**EXERCISE DETAILS**
Would you write out the listing verbatim and skip every picture in it?

**MATERIAL SUPPLIED**
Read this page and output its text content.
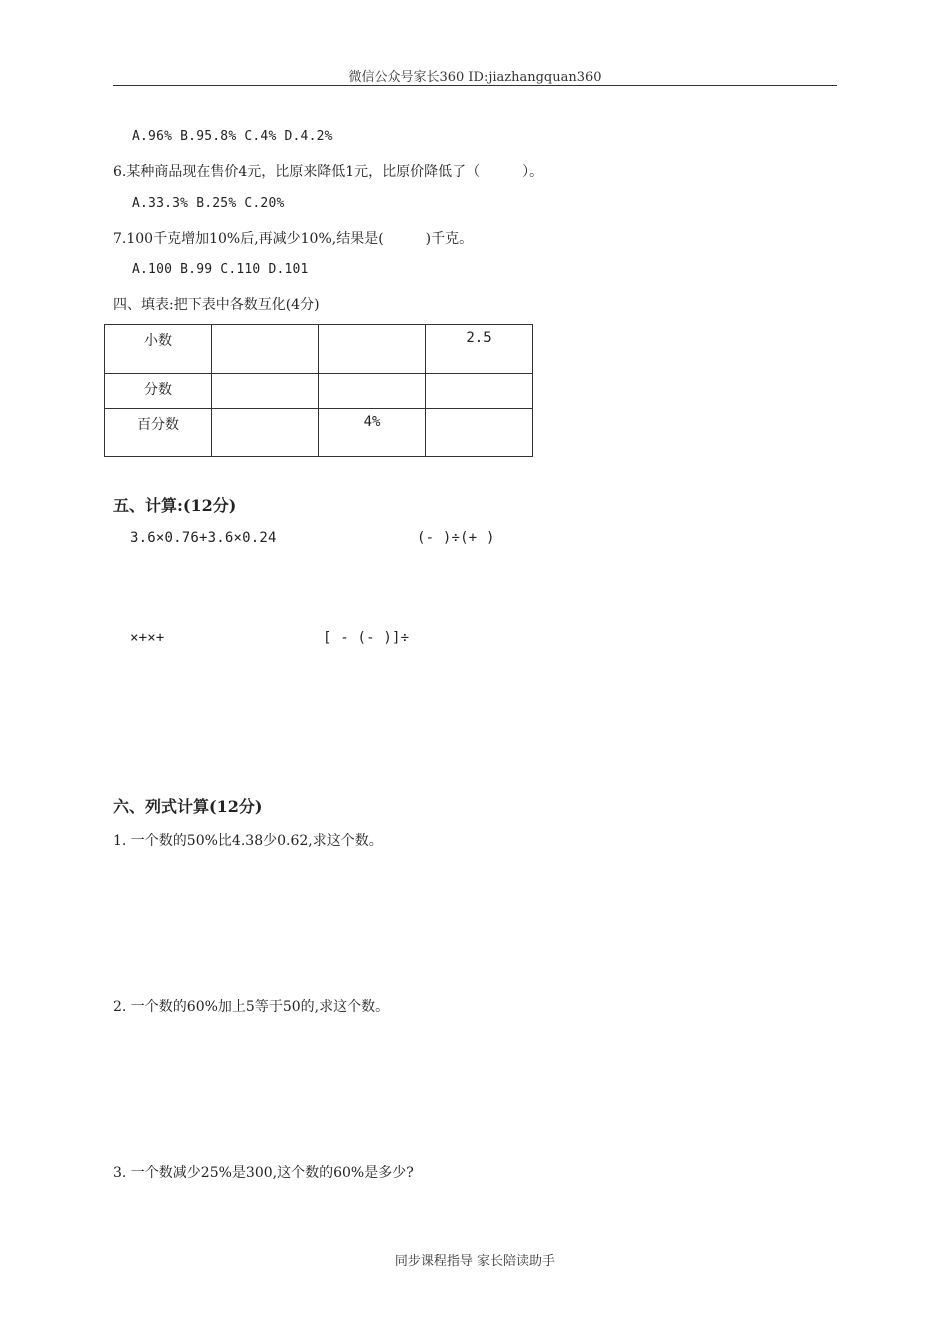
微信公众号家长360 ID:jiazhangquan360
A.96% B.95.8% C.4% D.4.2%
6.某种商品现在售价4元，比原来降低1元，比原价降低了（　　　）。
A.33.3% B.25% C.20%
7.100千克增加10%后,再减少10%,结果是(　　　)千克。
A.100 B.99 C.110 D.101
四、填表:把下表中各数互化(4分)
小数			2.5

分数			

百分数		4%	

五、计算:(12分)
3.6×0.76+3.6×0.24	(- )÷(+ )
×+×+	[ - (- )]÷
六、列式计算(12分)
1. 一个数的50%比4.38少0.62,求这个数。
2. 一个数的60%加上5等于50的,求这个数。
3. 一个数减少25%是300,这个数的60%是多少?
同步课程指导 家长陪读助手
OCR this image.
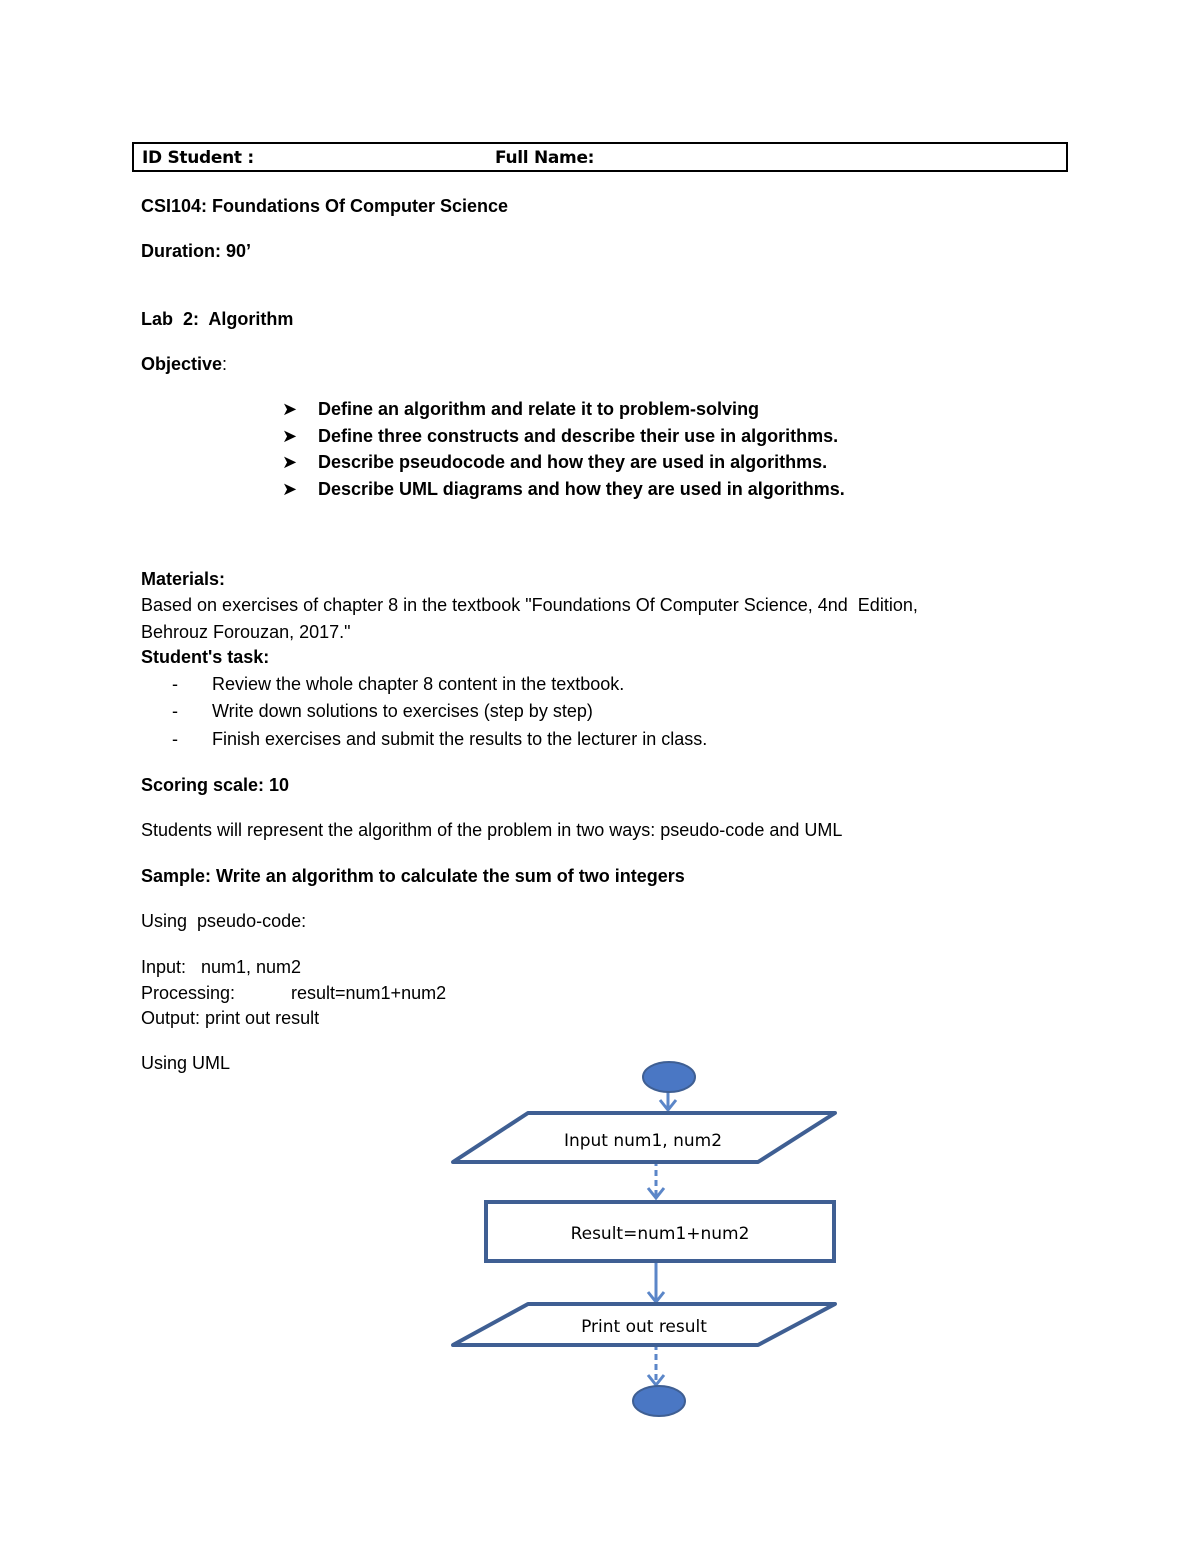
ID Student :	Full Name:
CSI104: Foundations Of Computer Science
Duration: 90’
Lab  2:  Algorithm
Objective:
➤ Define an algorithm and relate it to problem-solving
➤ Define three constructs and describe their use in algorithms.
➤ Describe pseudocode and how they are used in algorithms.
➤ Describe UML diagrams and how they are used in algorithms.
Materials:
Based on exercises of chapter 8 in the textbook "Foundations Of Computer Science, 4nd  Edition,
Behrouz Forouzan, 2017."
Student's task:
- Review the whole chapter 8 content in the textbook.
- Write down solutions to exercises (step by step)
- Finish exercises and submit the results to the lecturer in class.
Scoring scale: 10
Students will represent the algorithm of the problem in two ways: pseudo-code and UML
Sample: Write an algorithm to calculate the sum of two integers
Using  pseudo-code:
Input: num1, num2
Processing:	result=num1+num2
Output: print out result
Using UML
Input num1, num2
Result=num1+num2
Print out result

**FINAL ANSWER**
Read this page and output its text content.
微信公众号家长360 ID:jiazhangquan360
A.96% B.95.8% C.4% D.4.2%
6.某种商品现在售价4元，比原来降低1元，比原价降低了（　　　）。
A.33.3% B.25% C.20%
7.100千克增加10%后,再减少10%,结果是(　　　)千克。
A.100 B.99 C.110 D.101
四、填表:把下表中各数互化(4分)
小数			2.5

分数			

百分数		4%	

五、计算:(12分)
3.6×0.76+3.6×0.24	(- )÷(+ )
×+×+	[ - (- )]÷
六、列式计算(12分)
1. 一个数的50%比4.38少0.62,求这个数。
2. 一个数的60%加上5等于50的,求这个数。
3. 一个数减少25%是300,这个数的60%是多少?
同步课程指导 家长陪读助手
OCR this image.
ID Student :	Full Name:
CSI104: Foundations Of Computer Science
Duration: 90’
Lab  2:  Algorithm
Objective:
➤ Define an algorithm and relate it to problem-solving
➤ Define three constructs and describe their use in algorithms.
➤ Describe pseudocode and how they are used in algorithms.
➤ Describe UML diagrams and how they are used in algorithms.
Materials:
Based on exercises of chapter 8 in the textbook "Foundations Of Computer Science, 4nd  Edition,
Behrouz Forouzan, 2017."
Student's task:
- Review the whole chapter 8 content in the textbook.
- Write down solutions to exercises (step by step)
- Finish exercises and submit the results to the lecturer in class.
Scoring scale: 10
Students will represent the algorithm of the problem in two ways: pseudo-code and UML
Sample: Write an algorithm to calculate the sum of two integers
Using  pseudo-code:
Input: num1, num2
Processing:	result=num1+num2
Output: print out result
Using UML
Input num1, num2
Result=num1+num2
Print out result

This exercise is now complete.